=== Input material ===
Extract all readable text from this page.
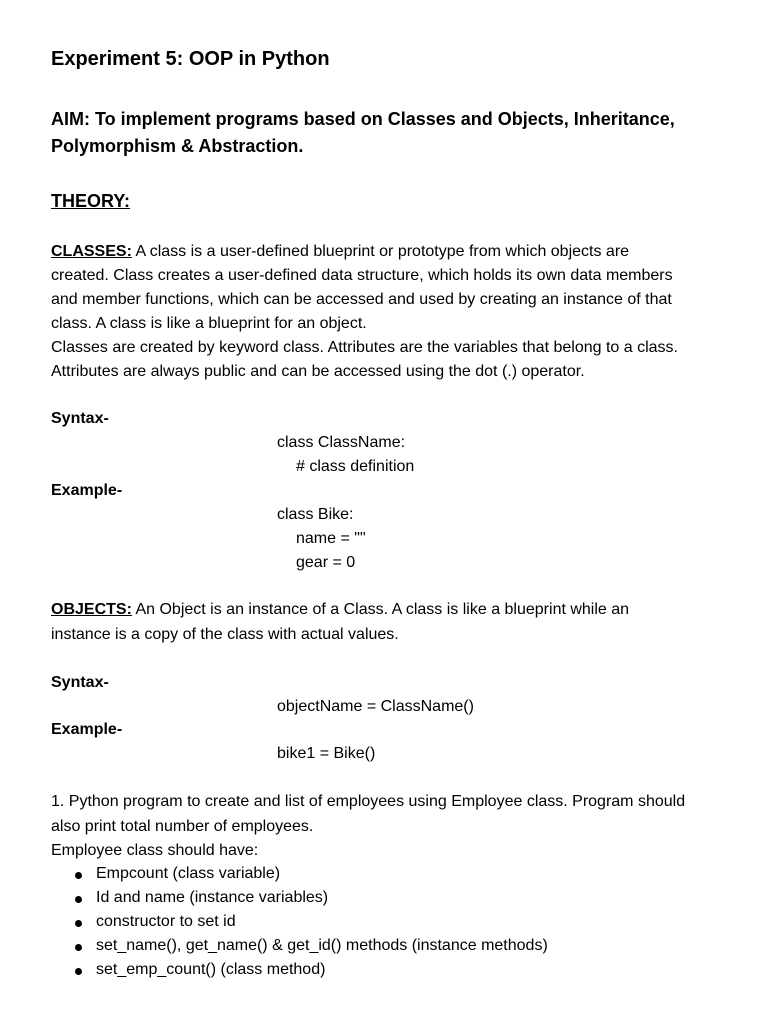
Experiment 5: OOP in Python
AIM: To implement programs based on Classes and Objects, Inheritance,
Polymorphism & Abstraction.
THEORY:
CLASSES: A class is a user-defined blueprint or prototype from which objects are
created. Class creates a user-defined data structure, which holds its own data members
and member functions, which can be accessed and used by creating an instance of that
class. A class is like a blueprint for an object.
Classes are created by keyword class. Attributes are the variables that belong to a class.
Attributes are always public and can be accessed using the dot (.) operator.
Syntax-
class ClassName:
# class definition
Example-
class Bike:
name = ""
gear = 0
OBJECTS: An Object is an instance of a Class. A class is like a blueprint while an
instance is a copy of the class with actual values.
Syntax-
objectName = ClassName()
Example-
bike1 = Bike()
1. Python program to create and list of employees using Employee class. Program should
also print total number of employees.
Employee class should have:
Empcount (class variable)
Id and name (instance variables)
constructor to set id
set_name(), get_name() & get_id() methods (instance methods)
set_emp_count() (class method)
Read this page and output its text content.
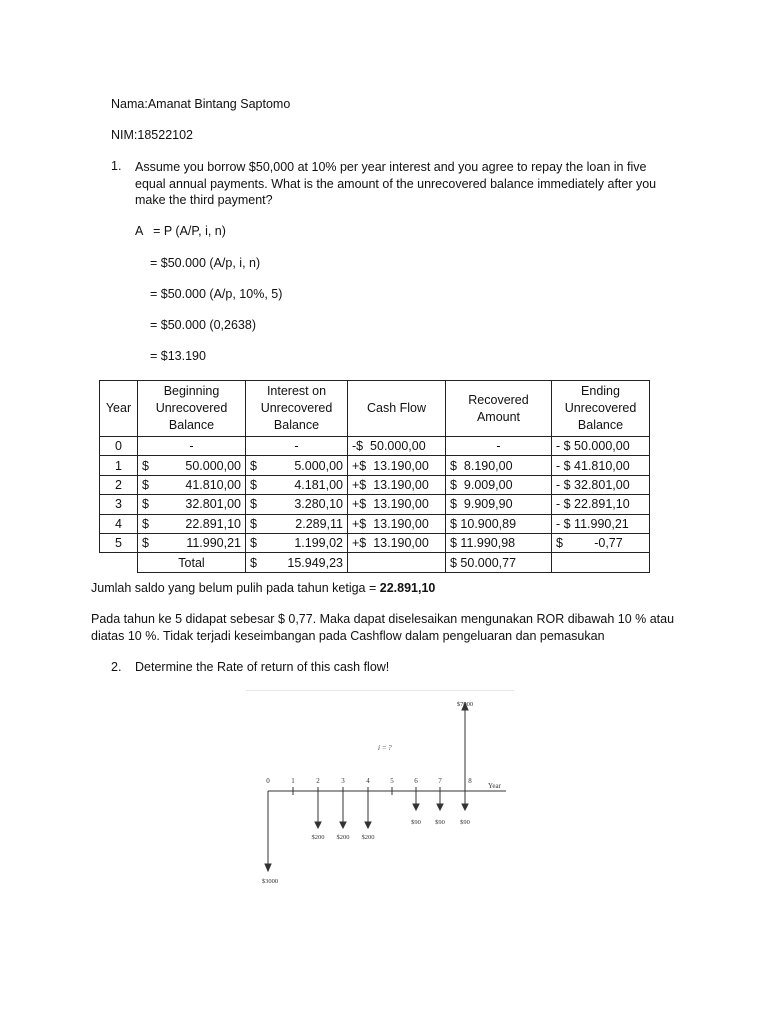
Nama:Amanat Bintang Saptomo
NIM:18522102
1. Assume you borrow $50,000 at 10% per year interest and you agree to repay the loan in five equal annual payments. What is the amount of the unrecovered balance immediately after you make the third payment?
A   = P (A/P, i, n)
= $50.000 (A/p, i, n)
= $50.000 (A/p, 10%, 5)
= $50.000 (0,2638)
= $13.190
Year	Beginning Unrecovered Balance	Interest on Unrecovered Balance	Cash Flow	Recovered Amount	Ending Unrecovered Balance
0	-	-	-$  50.000,00	-	- $ 50.000,00
1	$ 50.000,00	$ 5.000,00	+$  13.190,00	$  8.190,00	- $ 41.810,00
2	$ 41.810,00	$ 4.181,00	+$  13.190,00	$  9.009,00	- $ 32.801,00
3	$ 32.801,00	$ 3.280,10	+$  13.190,00	$  9.909,90	- $ 22.891,10
4	$ 22.891,10	$ 2.289,11	+$  13.190,00	$ 10.900,89	- $ 11.990,21
5	$ 11.990,21	$ 1.199,02	+$  13.190,00	$ 11.990,98	$         -0,77
	Total	$ 15.949,23		$ 50.000,77	
Jumlah saldo yang belum pulih pada tahun ketiga = 22.891,10
Pada tahun ke 5 didapat sebesar $ 0,77. Maka dapat diselesaikan mengunakan ROR dibawah 10 % atau diatas 10 %. Tidak terjadi keseimbangan pada Cashflow dalam pengeluaran dan pemasukan
2. Determine the Rate of return of this cash flow!
0	1	2	3	4	5	6	7	8
Year
i = ?
$7000
$3000
$200 $200 $200
$90 $90 $90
===
- _To be done_: Write every record out again exactly; no pictures belong in the copy.

- _Solution_:
Extract all readable text from this page.
Experiment 5: OOP in Python
AIM: To implement programs based on Classes and Objects, Inheritance,
Polymorphism & Abstraction.
THEORY:
CLASSES: A class is a user-defined blueprint or prototype from which objects are
created. Class creates a user-defined data structure, which holds its own data members
and member functions, which can be accessed and used by creating an instance of that
class. A class is like a blueprint for an object.
Classes are created by keyword class. Attributes are the variables that belong to a class.
Attributes are always public and can be accessed using the dot (.) operator.
Syntax-
class ClassName:
# class definition
Example-
class Bike:
name = ""
gear = 0
OBJECTS: An Object is an instance of a Class. A class is like a blueprint while an
instance is a copy of the class with actual values.
Syntax-
objectName = ClassName()
Example-
bike1 = Bike()
1. Python program to create and list of employees using Employee class. Program should
also print total number of employees.
Employee class should have:
Empcount (class variable)
Id and name (instance variables)
constructor to set id
set_name(), get_name() & get_id() methods (instance methods)
set_emp_count() (class method)
Read this page and output its text content.
Nama:Amanat Bintang Saptomo
NIM:18522102
1. Assume you borrow $50,000 at 10% per year interest and you agree to repay the loan in five equal annual payments. What is the amount of the unrecovered balance immediately after you make the third payment?
A   = P (A/P, i, n)
= $50.000 (A/p, i, n)
= $50.000 (A/p, 10%, 5)
= $50.000 (0,2638)
= $13.190
Year	Beginning Unrecovered Balance	Interest on Unrecovered Balance	Cash Flow	Recovered Amount	Ending Unrecovered Balance
0	-	-	-$  50.000,00	-	- $ 50.000,00
1	$ 50.000,00	$ 5.000,00	+$  13.190,00	$  8.190,00	- $ 41.810,00
2	$ 41.810,00	$ 4.181,00	+$  13.190,00	$  9.009,00	- $ 32.801,00
3	$ 32.801,00	$ 3.280,10	+$  13.190,00	$  9.909,90	- $ 22.891,10
4	$ 22.891,10	$ 2.289,11	+$  13.190,00	$ 10.900,89	- $ 11.990,21
5	$ 11.990,21	$ 1.199,02	+$  13.190,00	$ 11.990,98	$         -0,77
	Total	$ 15.949,23		$ 50.000,77	
Jumlah saldo yang belum pulih pada tahun ketiga = 22.891,10
Pada tahun ke 5 didapat sebesar $ 0,77. Maka dapat diselesaikan mengunakan ROR dibawah 10 % atau diatas 10 %. Tidak terjadi keseimbangan pada Cashflow dalam pengeluaran dan pemasukan
2. Determine the Rate of return of this cash flow!
0	1	2	3	4	5	6	7	8
Year
i = ?
$7000
$3000
$200 $200 $200
$90 $90 $90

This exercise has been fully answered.